▶ WORK TO BE COMPLETED:
Find how many lines hold the word "JSON" and give that number only.

▶ THE RECORDS:
________________________
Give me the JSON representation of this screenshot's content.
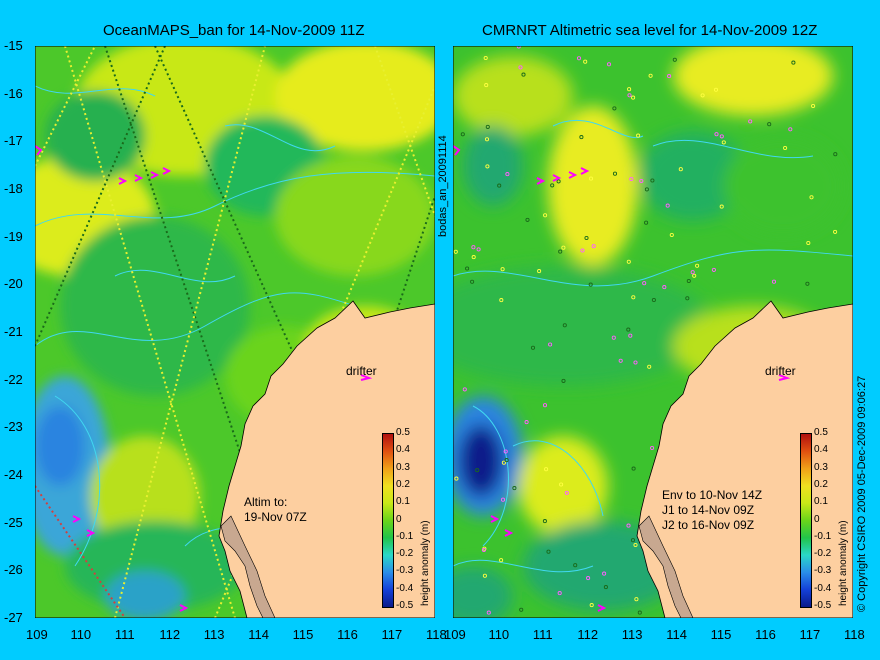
{
  "left_panel": {
    "title": "OceanMAPS_ban for 14-Nov-2009 11Z",
    "drifter_label": "drifter",
    "note": [
      "Altim to:",
      "19-Nov 07Z"
    ]
  },
  "right_panel": {
    "title": "CMRNRT Altimetric sea level  for 14-Nov-2009 12Z",
    "drifter_label": "drifter",
    "note": [
      "Env to 10-Nov 14Z",
      "J1 to 14-Nov 09Z",
      "J2 to 16-Nov 09Z"
    ]
  },
  "side_label": "bodas_an_20091114",
  "copyright": "© Copyright CSIRO 2009   05-Dec-2009 09:06:27",
  "colorbar": {
    "label": "height anomaly (m)",
    "ticks": [
      "0.5",
      "0.4",
      "0.3",
      "0.2",
      "0.1",
      "0",
      "-0.1",
      "-0.2",
      "-0.3",
      "-0.4",
      "-0.5"
    ],
    "colors": [
      "#0a1a8a",
      "#1440d8",
      "#2a8ee8",
      "#2ad8c8",
      "#22c44a",
      "#6ad41a",
      "#c8e818",
      "#f0e020",
      "#f0a018",
      "#e05010",
      "#b01010"
    ]
  },
  "axes": {
    "lat_ticks": [
      "-15",
      "-16",
      "-17",
      "-18",
      "-19",
      "-20",
      "-21",
      "-22",
      "-23",
      "-24",
      "-25",
      "-26",
      "-27"
    ],
    "lon_ticks": [
      "109",
      "110",
      "111",
      "112",
      "113",
      "114",
      "115",
      "116",
      "117",
      "118"
    ],
    "lon_range": [
      109,
      118
    ],
    "lat_range": [
      -27,
      -15
    ]
  },
  "colors": {
    "background": "#00ccff",
    "land": "#fdcfa0",
    "contour": "#40d8f0",
    "drifter": "#ff00ff",
    "track": "#ffff40"
  }
}
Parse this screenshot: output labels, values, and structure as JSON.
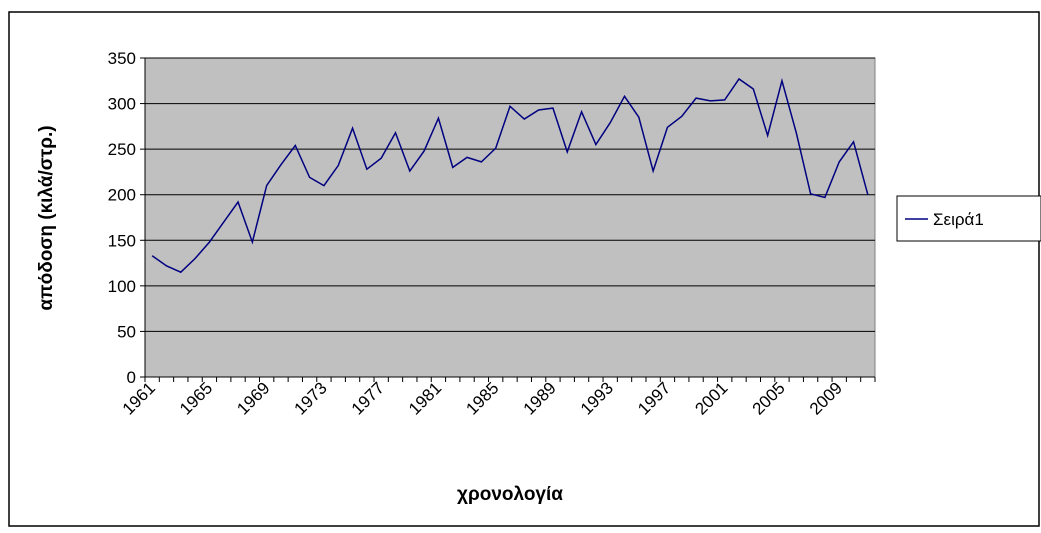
{
  "chart_data": {
    "type": "line",
    "x_label": "χρονολογία",
    "y_label": "απόδοση (κιλά/στρ.)",
    "categories": [
      "1961",
      null,
      null,
      null,
      "1965",
      null,
      null,
      null,
      "1969",
      null,
      null,
      null,
      "1973",
      null,
      null,
      null,
      "1977",
      null,
      null,
      null,
      "1981",
      null,
      null,
      null,
      "1985",
      null,
      null,
      null,
      "1989",
      null,
      null,
      null,
      "1993",
      null,
      null,
      null,
      "1997",
      null,
      null,
      null,
      "2001",
      null,
      null,
      null,
      "2005",
      null,
      null,
      null,
      "2009",
      null,
      null
    ],
    "series": [
      {
        "name": "Σειρά1",
        "color": "#000080",
        "values": [
          133,
          122,
          115,
          130,
          148,
          170,
          192,
          148,
          210,
          233,
          254,
          219,
          210,
          232,
          273,
          228,
          240,
          268,
          226,
          248,
          284,
          230,
          241,
          236,
          251,
          297,
          283,
          293,
          295,
          247,
          291,
          255,
          279,
          308,
          285,
          226,
          274,
          286,
          306,
          303,
          304,
          327,
          316,
          265,
          325,
          268,
          201,
          197,
          236,
          258,
          200
        ]
      }
    ],
    "ylim": [
      0,
      350
    ],
    "yticks": [
      0,
      50,
      100,
      150,
      200,
      250,
      300,
      350
    ],
    "grid": true,
    "legend": "right"
  }
}
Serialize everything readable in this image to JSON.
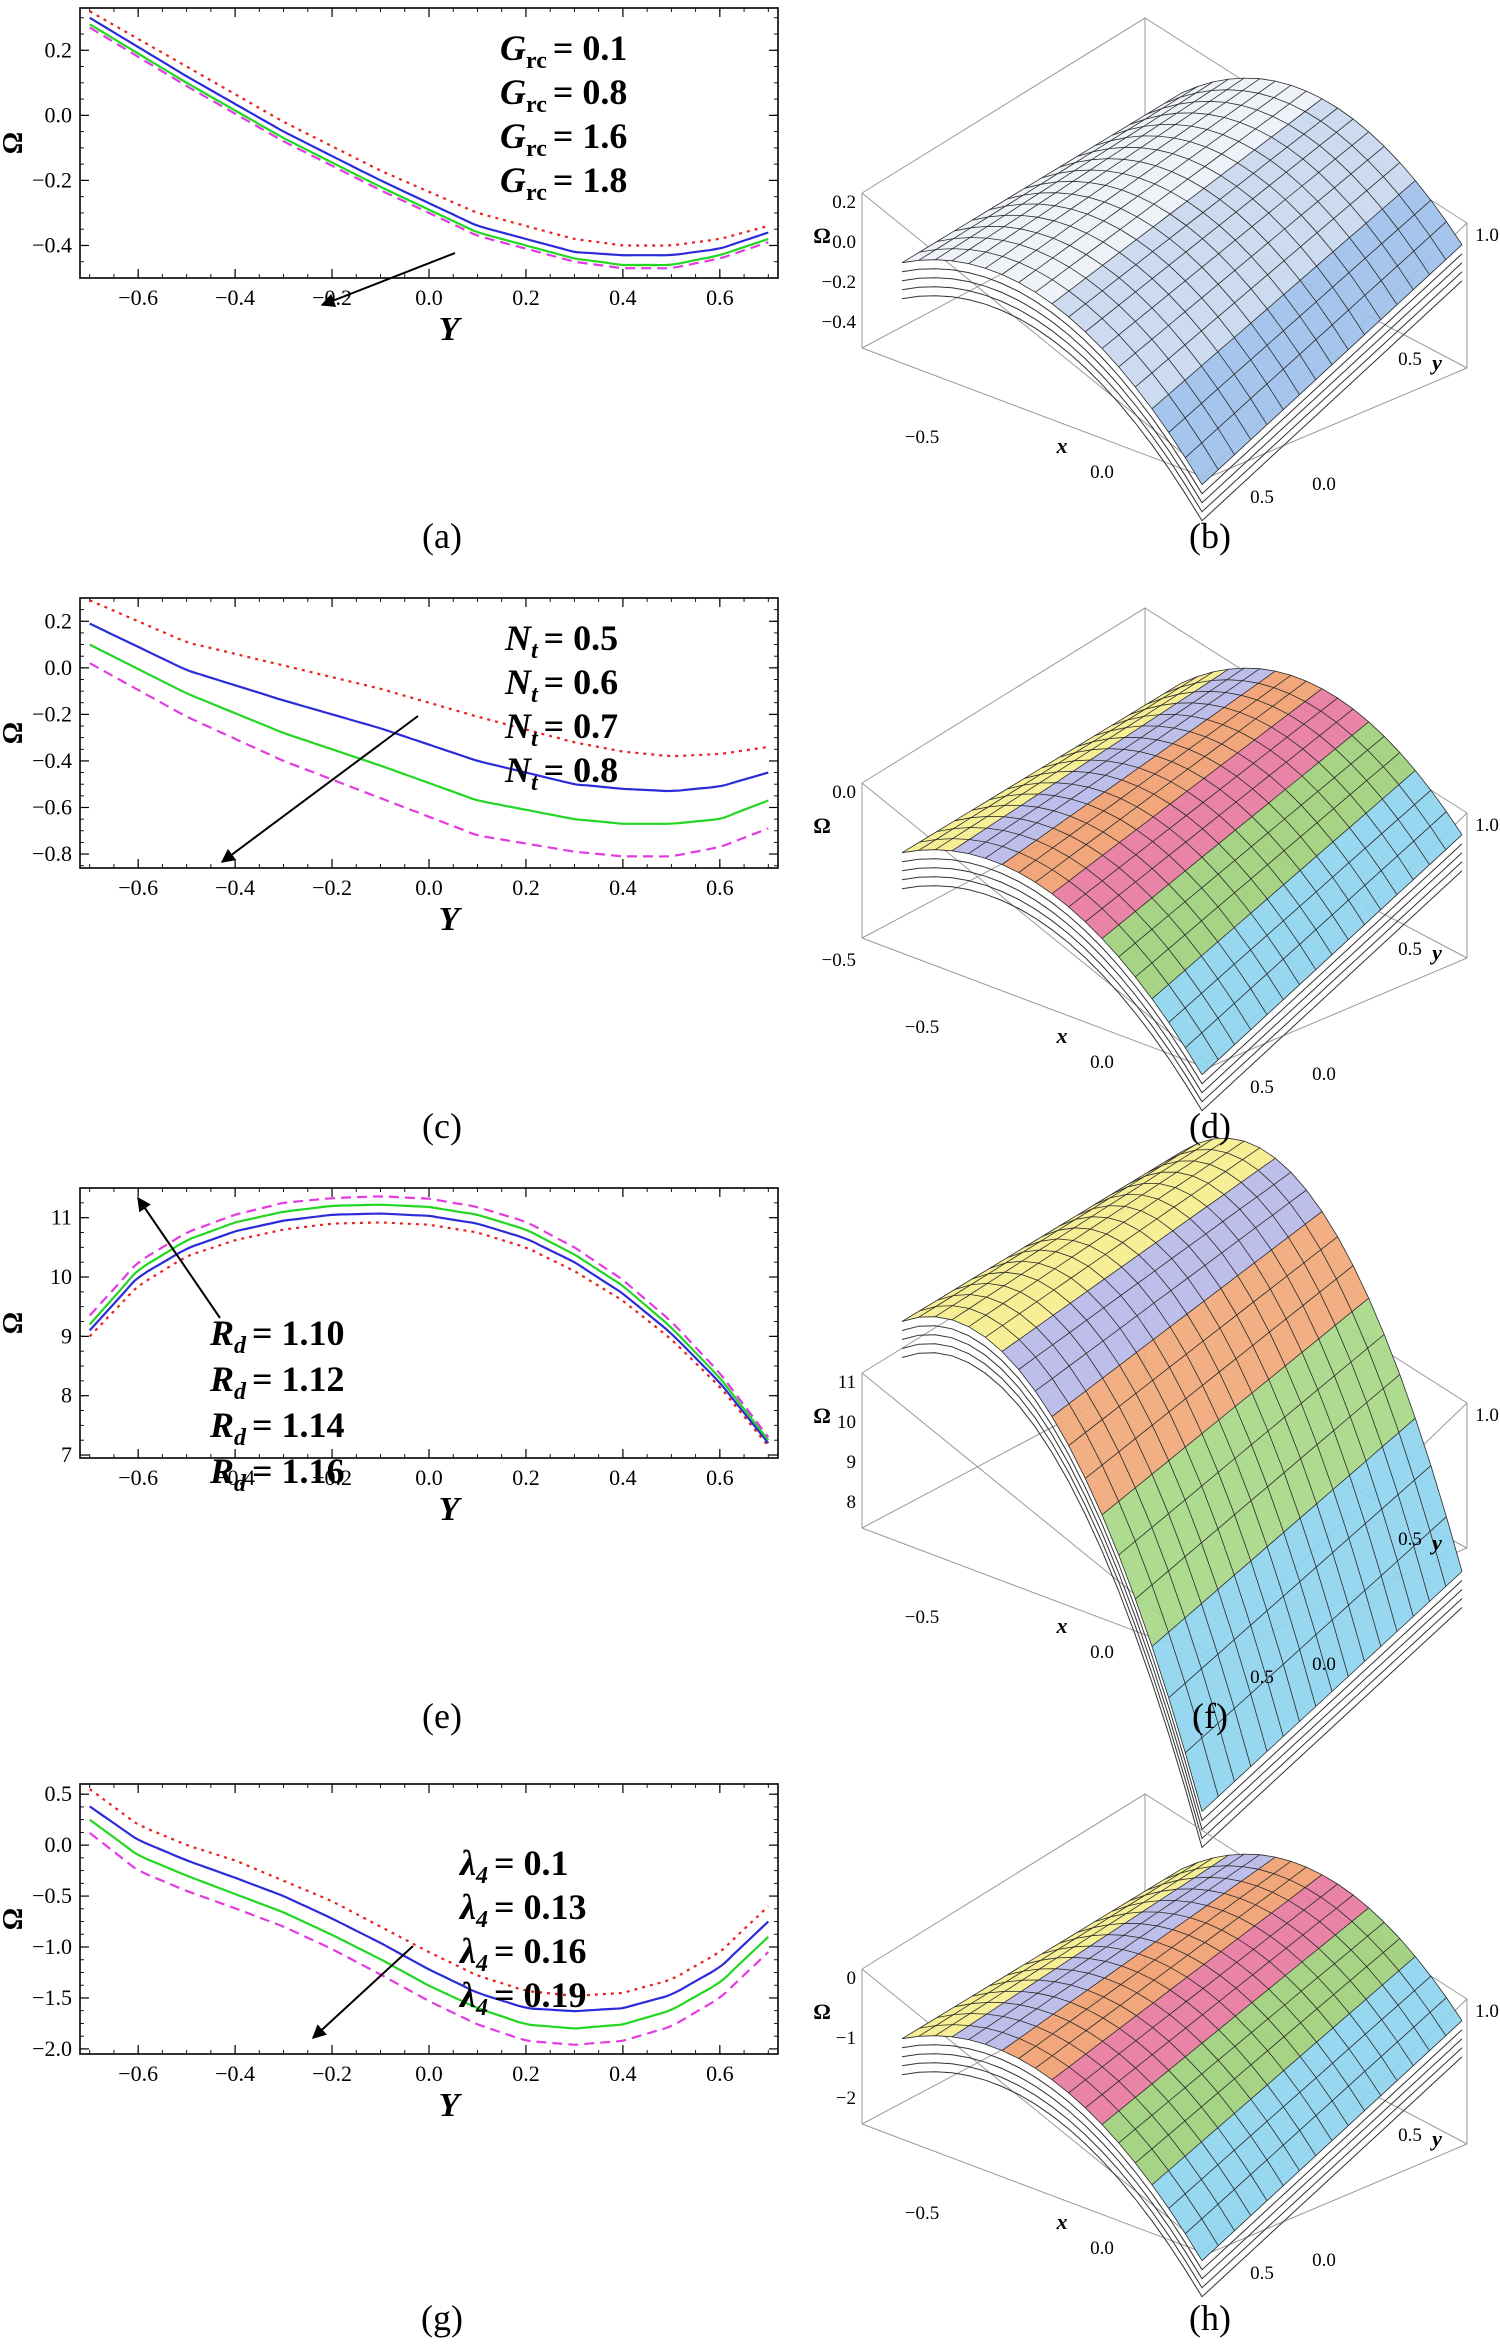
{
  "figure": {
    "captions": [
      "(a)",
      "(b)",
      "(c)",
      "(d)",
      "(e)",
      "(f)",
      "(g)",
      "(h)"
    ]
  },
  "chart_data": [
    {
      "id": "a",
      "type": "line",
      "xlabel": "Y",
      "ylabel": "Ω",
      "xlim": [
        -0.72,
        0.72
      ],
      "ylim": [
        -0.5,
        0.33
      ],
      "xticks": [
        -0.6,
        -0.4,
        -0.2,
        0.0,
        0.2,
        0.4,
        0.6
      ],
      "xtick_labels": [
        "−0.6",
        "−0.4",
        "−0.2",
        "0.0",
        "0.2",
        "0.4",
        "0.6"
      ],
      "yticks": [
        0.2,
        0.0,
        -0.2,
        -0.4
      ],
      "ytick_labels": [
        "0.2",
        "0.0",
        "−0.2",
        "−0.4"
      ],
      "legend": [
        {
          "sym": "G",
          "sub": "rc",
          "val": "= 0.1"
        },
        {
          "sym": "G",
          "sub": "rc",
          "val": "= 0.8"
        },
        {
          "sym": "G",
          "sub": "rc",
          "val": "= 1.6"
        },
        {
          "sym": "G",
          "sub": "rc",
          "val": "= 1.8"
        }
      ],
      "x": [
        -0.7,
        -0.5,
        -0.3,
        -0.1,
        0.1,
        0.3,
        0.4,
        0.5,
        0.6,
        0.7
      ],
      "series": [
        {
          "name": "Grc = 0.1",
          "color": "#e8231e",
          "dash": "dot",
          "values": [
            0.32,
            0.15,
            -0.02,
            -0.17,
            -0.3,
            -0.38,
            -0.4,
            -0.4,
            -0.38,
            -0.34
          ]
        },
        {
          "name": "Grc = 0.8",
          "color": "#2b2bd9",
          "dash": "solid",
          "values": [
            0.3,
            0.12,
            -0.05,
            -0.2,
            -0.34,
            -0.42,
            -0.43,
            -0.43,
            -0.41,
            -0.36
          ]
        },
        {
          "name": "Grc = 1.6",
          "color": "#22d622",
          "dash": "solid",
          "values": [
            0.28,
            0.1,
            -0.07,
            -0.22,
            -0.36,
            -0.44,
            -0.46,
            -0.46,
            -0.43,
            -0.38
          ]
        },
        {
          "name": "Grc = 1.8",
          "color": "#e23ce0",
          "dash": "dash",
          "values": [
            0.27,
            0.09,
            -0.08,
            -0.23,
            -0.37,
            -0.45,
            -0.47,
            -0.47,
            -0.44,
            -0.39
          ]
        }
      ]
    },
    {
      "id": "c",
      "type": "line",
      "xlabel": "Y",
      "ylabel": "Ω",
      "xlim": [
        -0.72,
        0.72
      ],
      "ylim": [
        -0.86,
        0.3
      ],
      "xticks": [
        -0.6,
        -0.4,
        -0.2,
        0.0,
        0.2,
        0.4,
        0.6
      ],
      "xtick_labels": [
        "−0.6",
        "−0.4",
        "−0.2",
        "0.0",
        "0.2",
        "0.4",
        "0.6"
      ],
      "yticks": [
        0.2,
        0.0,
        -0.2,
        -0.4,
        -0.6,
        -0.8
      ],
      "ytick_labels": [
        "0.2",
        "0.0",
        "−0.2",
        "−0.4",
        "−0.6",
        "−0.8"
      ],
      "legend": [
        {
          "sym": "N",
          "sub": "t",
          "val": "= 0.5"
        },
        {
          "sym": "N",
          "sub": "t",
          "val": "= 0.6"
        },
        {
          "sym": "N",
          "sub": "t",
          "val": "= 0.7"
        },
        {
          "sym": "N",
          "sub": "t",
          "val": "= 0.8"
        }
      ],
      "x": [
        -0.7,
        -0.5,
        -0.3,
        -0.1,
        0.1,
        0.3,
        0.4,
        0.5,
        0.6,
        0.7
      ],
      "series": [
        {
          "name": "Nt = 0.5",
          "color": "#e8231e",
          "dash": "dot",
          "values": [
            0.29,
            0.11,
            0.01,
            -0.09,
            -0.21,
            -0.32,
            -0.36,
            -0.38,
            -0.37,
            -0.34
          ]
        },
        {
          "name": "Nt = 0.6",
          "color": "#2b2bd9",
          "dash": "solid",
          "values": [
            0.19,
            -0.01,
            -0.14,
            -0.26,
            -0.4,
            -0.5,
            -0.52,
            -0.53,
            -0.51,
            -0.45
          ]
        },
        {
          "name": "Nt = 0.7",
          "color": "#22d622",
          "dash": "solid",
          "values": [
            0.1,
            -0.11,
            -0.28,
            -0.42,
            -0.57,
            -0.65,
            -0.67,
            -0.67,
            -0.65,
            -0.57
          ]
        },
        {
          "name": "Nt = 0.8",
          "color": "#e23ce0",
          "dash": "dash",
          "values": [
            0.02,
            -0.21,
            -0.4,
            -0.56,
            -0.72,
            -0.79,
            -0.81,
            -0.81,
            -0.77,
            -0.69
          ]
        }
      ]
    },
    {
      "id": "e",
      "type": "line",
      "xlabel": "Y",
      "ylabel": "Ω",
      "xlim": [
        -0.72,
        0.72
      ],
      "ylim": [
        6.95,
        11.5
      ],
      "xticks": [
        -0.6,
        -0.4,
        -0.2,
        0.0,
        0.2,
        0.4,
        0.6
      ],
      "xtick_labels": [
        "−0.6",
        "−0.4",
        "−0.2",
        "0.0",
        "0.2",
        "0.4",
        "0.6"
      ],
      "yticks": [
        11,
        10,
        9,
        8,
        7
      ],
      "ytick_labels": [
        "11",
        "10",
        "9",
        "8",
        "7"
      ],
      "legend": [
        {
          "sym": "R",
          "sub": "d",
          "val": "= 1.10"
        },
        {
          "sym": "R",
          "sub": "d",
          "val": "= 1.12"
        },
        {
          "sym": "R",
          "sub": "d",
          "val": "= 1.14"
        },
        {
          "sym": "R",
          "sub": "d",
          "val": "= 1.16"
        }
      ],
      "x": [
        -0.7,
        -0.6,
        -0.5,
        -0.4,
        -0.3,
        -0.2,
        -0.1,
        0.0,
        0.1,
        0.2,
        0.3,
        0.4,
        0.5,
        0.6,
        0.7
      ],
      "series": [
        {
          "name": "Rd = 1.10",
          "color": "#e8231e",
          "dash": "dot",
          "values": [
            9.0,
            9.85,
            10.35,
            10.62,
            10.8,
            10.9,
            10.92,
            10.88,
            10.75,
            10.5,
            10.1,
            9.6,
            8.95,
            8.15,
            7.15
          ]
        },
        {
          "name": "Rd = 1.12",
          "color": "#2b2bd9",
          "dash": "solid",
          "values": [
            9.1,
            10.0,
            10.48,
            10.77,
            10.95,
            11.05,
            11.07,
            11.03,
            10.9,
            10.65,
            10.25,
            9.72,
            9.05,
            8.22,
            7.2
          ]
        },
        {
          "name": "Rd = 1.14",
          "color": "#22d622",
          "dash": "solid",
          "values": [
            9.2,
            10.12,
            10.62,
            10.92,
            11.1,
            11.2,
            11.22,
            11.18,
            11.05,
            10.8,
            10.38,
            9.85,
            9.15,
            8.3,
            7.25
          ]
        },
        {
          "name": "Rd = 1.16",
          "color": "#e23ce0",
          "dash": "dash",
          "values": [
            9.35,
            10.25,
            10.75,
            11.05,
            11.25,
            11.33,
            11.36,
            11.32,
            11.18,
            10.93,
            10.5,
            9.95,
            9.25,
            8.38,
            7.3
          ]
        }
      ]
    },
    {
      "id": "g",
      "type": "line",
      "xlabel": "Y",
      "ylabel": "Ω",
      "xlim": [
        -0.72,
        0.72
      ],
      "ylim": [
        -2.05,
        0.6
      ],
      "xticks": [
        -0.6,
        -0.4,
        -0.2,
        0.0,
        0.2,
        0.4,
        0.6
      ],
      "xtick_labels": [
        "−0.6",
        "−0.4",
        "−0.2",
        "0.0",
        "0.2",
        "0.4",
        "0.6"
      ],
      "yticks": [
        0.5,
        0.0,
        -0.5,
        -1.0,
        -1.5,
        -2.0
      ],
      "ytick_labels": [
        "0.5",
        "0.0",
        "−0.5",
        "−1.0",
        "−1.5",
        "−2.0"
      ],
      "legend": [
        {
          "sym": "λ",
          "sub": "4",
          "val": "= 0.1"
        },
        {
          "sym": "λ",
          "sub": "4",
          "val": "= 0.13"
        },
        {
          "sym": "λ",
          "sub": "4",
          "val": "= 0.16"
        },
        {
          "sym": "λ",
          "sub": "4",
          "val": "= 0.19"
        }
      ],
      "x": [
        -0.7,
        -0.6,
        -0.5,
        -0.4,
        -0.3,
        -0.2,
        -0.1,
        0.0,
        0.1,
        0.2,
        0.3,
        0.4,
        0.5,
        0.6,
        0.7
      ],
      "series": [
        {
          "name": "λ4 = 0.1",
          "color": "#e8231e",
          "dash": "dot",
          "values": [
            0.55,
            0.2,
            0.0,
            -0.15,
            -0.35,
            -0.55,
            -0.8,
            -1.05,
            -1.28,
            -1.43,
            -1.48,
            -1.45,
            -1.32,
            -1.05,
            -0.6
          ]
        },
        {
          "name": "λ4 = 0.13",
          "color": "#2b2bd9",
          "dash": "solid",
          "values": [
            0.38,
            0.05,
            -0.15,
            -0.32,
            -0.5,
            -0.72,
            -0.96,
            -1.22,
            -1.45,
            -1.6,
            -1.63,
            -1.6,
            -1.47,
            -1.2,
            -0.75
          ]
        },
        {
          "name": "λ4 = 0.16",
          "color": "#22d622",
          "dash": "solid",
          "values": [
            0.25,
            -0.1,
            -0.3,
            -0.48,
            -0.66,
            -0.88,
            -1.12,
            -1.38,
            -1.6,
            -1.76,
            -1.8,
            -1.76,
            -1.62,
            -1.35,
            -0.9
          ]
        },
        {
          "name": "λ4 = 0.19",
          "color": "#e23ce0",
          "dash": "dash",
          "values": [
            0.12,
            -0.25,
            -0.45,
            -0.62,
            -0.8,
            -1.02,
            -1.27,
            -1.53,
            -1.76,
            -1.92,
            -1.96,
            -1.92,
            -1.78,
            -1.5,
            -1.05
          ]
        }
      ]
    },
    {
      "id": "b",
      "type": "surface3d",
      "zlabel": "Ω",
      "xlabel": "x",
      "ylabel": "y",
      "zticks": [
        "0.2",
        "0.0",
        "−0.2",
        "−0.4"
      ],
      "xticks": [
        "−0.5",
        "0.0",
        "0.5"
      ],
      "yticks": [
        "0.0",
        "0.5",
        "1.0"
      ]
    },
    {
      "id": "d",
      "type": "surface3d",
      "zlabel": "Ω",
      "xlabel": "x",
      "ylabel": "y",
      "zticks": [
        "0.0",
        "−0.5"
      ],
      "xticks": [
        "−0.5",
        "0.0",
        "0.5"
      ],
      "yticks": [
        "0.0",
        "0.5",
        "1.0"
      ]
    },
    {
      "id": "f",
      "type": "surface3d",
      "zlabel": "Ω",
      "xlabel": "x",
      "ylabel": "y",
      "zticks": [
        "11",
        "10",
        "9",
        "8"
      ],
      "xticks": [
        "−0.5",
        "0.0",
        "0.5"
      ],
      "yticks": [
        "0.0",
        "0.5",
        "1.0"
      ]
    },
    {
      "id": "h",
      "type": "surface3d",
      "zlabel": "Ω",
      "xlabel": "x",
      "ylabel": "y",
      "zticks": [
        "0",
        "−1",
        "−2"
      ],
      "xticks": [
        "−0.5",
        "0.0",
        "0.5"
      ],
      "yticks": [
        "0.0",
        "0.5",
        "1.0"
      ]
    }
  ]
}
________________________
▶ COMPLETED EXERCISE:
3